### Set task
State the number of lines in these records holding "this". Say nothing more.

Extracted data entries

══════

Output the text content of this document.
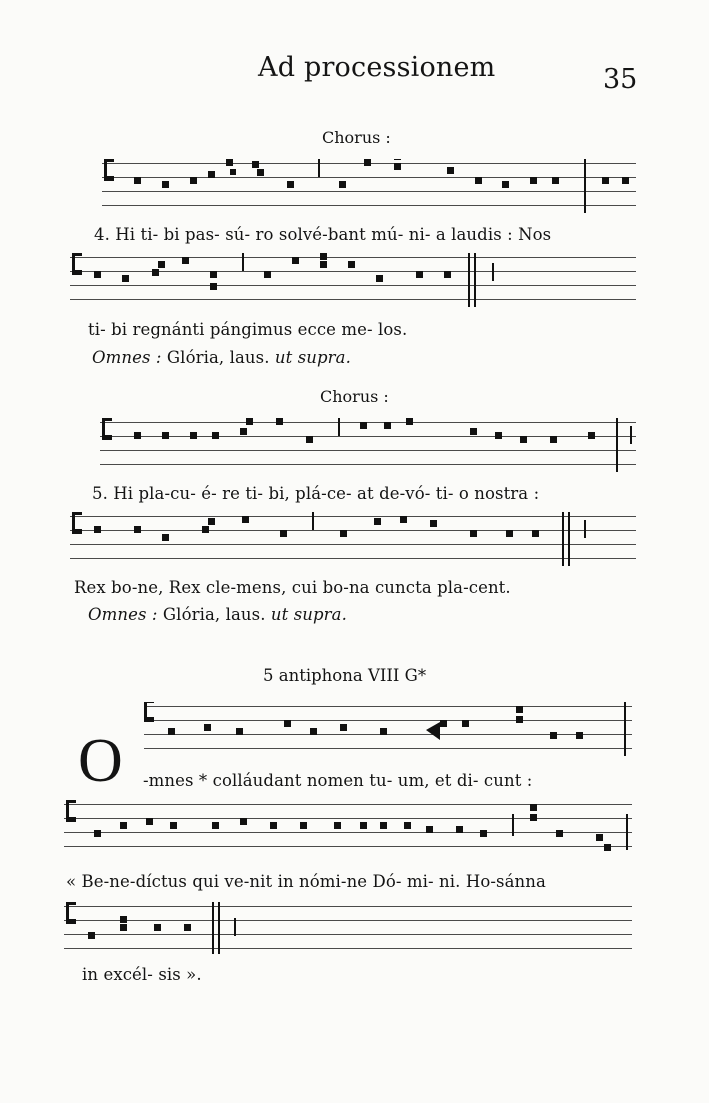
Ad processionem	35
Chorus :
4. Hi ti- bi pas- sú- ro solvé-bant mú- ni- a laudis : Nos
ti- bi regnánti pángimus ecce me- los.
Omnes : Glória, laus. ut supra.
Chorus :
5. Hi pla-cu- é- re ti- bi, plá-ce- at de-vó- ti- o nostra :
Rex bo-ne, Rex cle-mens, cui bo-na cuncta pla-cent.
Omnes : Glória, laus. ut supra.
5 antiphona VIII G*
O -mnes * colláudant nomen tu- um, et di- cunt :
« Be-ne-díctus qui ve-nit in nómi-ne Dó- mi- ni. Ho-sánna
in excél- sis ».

══════

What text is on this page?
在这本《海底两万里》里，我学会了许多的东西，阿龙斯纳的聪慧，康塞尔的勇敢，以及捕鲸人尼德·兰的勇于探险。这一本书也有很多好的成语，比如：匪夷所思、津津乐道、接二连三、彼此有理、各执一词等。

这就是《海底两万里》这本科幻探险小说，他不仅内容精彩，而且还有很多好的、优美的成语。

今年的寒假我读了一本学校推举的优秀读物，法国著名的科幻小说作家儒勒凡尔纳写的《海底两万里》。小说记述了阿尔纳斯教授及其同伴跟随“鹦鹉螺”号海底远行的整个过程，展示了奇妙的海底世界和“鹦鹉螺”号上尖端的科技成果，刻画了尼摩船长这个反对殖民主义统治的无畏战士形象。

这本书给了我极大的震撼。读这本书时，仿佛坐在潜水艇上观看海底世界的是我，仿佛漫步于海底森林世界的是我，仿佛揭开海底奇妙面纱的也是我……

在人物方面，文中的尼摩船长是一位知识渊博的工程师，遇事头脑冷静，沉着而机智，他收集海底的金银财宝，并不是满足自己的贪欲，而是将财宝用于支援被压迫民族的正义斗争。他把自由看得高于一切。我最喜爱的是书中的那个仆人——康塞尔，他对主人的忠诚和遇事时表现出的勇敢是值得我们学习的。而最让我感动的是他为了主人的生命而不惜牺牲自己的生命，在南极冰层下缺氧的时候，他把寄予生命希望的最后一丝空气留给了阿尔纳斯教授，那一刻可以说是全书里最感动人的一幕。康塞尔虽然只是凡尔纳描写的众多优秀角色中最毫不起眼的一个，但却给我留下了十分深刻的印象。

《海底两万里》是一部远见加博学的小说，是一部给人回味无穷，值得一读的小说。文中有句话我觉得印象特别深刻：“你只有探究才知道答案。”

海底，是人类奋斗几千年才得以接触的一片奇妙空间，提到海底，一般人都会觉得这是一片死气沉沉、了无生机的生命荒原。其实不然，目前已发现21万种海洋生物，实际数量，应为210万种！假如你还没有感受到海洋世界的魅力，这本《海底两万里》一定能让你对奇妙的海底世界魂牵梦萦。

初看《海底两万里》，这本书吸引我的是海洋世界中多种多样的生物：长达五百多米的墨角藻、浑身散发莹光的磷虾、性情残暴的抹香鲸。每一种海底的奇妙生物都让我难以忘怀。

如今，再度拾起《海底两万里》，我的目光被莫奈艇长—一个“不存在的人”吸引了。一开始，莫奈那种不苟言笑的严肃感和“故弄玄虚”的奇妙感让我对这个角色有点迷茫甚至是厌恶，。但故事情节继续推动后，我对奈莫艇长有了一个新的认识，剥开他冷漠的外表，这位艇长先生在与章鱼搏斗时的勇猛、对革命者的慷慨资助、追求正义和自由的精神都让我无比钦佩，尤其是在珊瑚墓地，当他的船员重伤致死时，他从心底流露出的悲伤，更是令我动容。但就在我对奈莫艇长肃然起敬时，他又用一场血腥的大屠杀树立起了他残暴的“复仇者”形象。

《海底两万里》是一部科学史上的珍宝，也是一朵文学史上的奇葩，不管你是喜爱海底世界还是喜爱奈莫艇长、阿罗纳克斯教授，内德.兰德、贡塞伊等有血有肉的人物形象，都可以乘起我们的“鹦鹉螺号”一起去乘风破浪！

══════

### Reply
2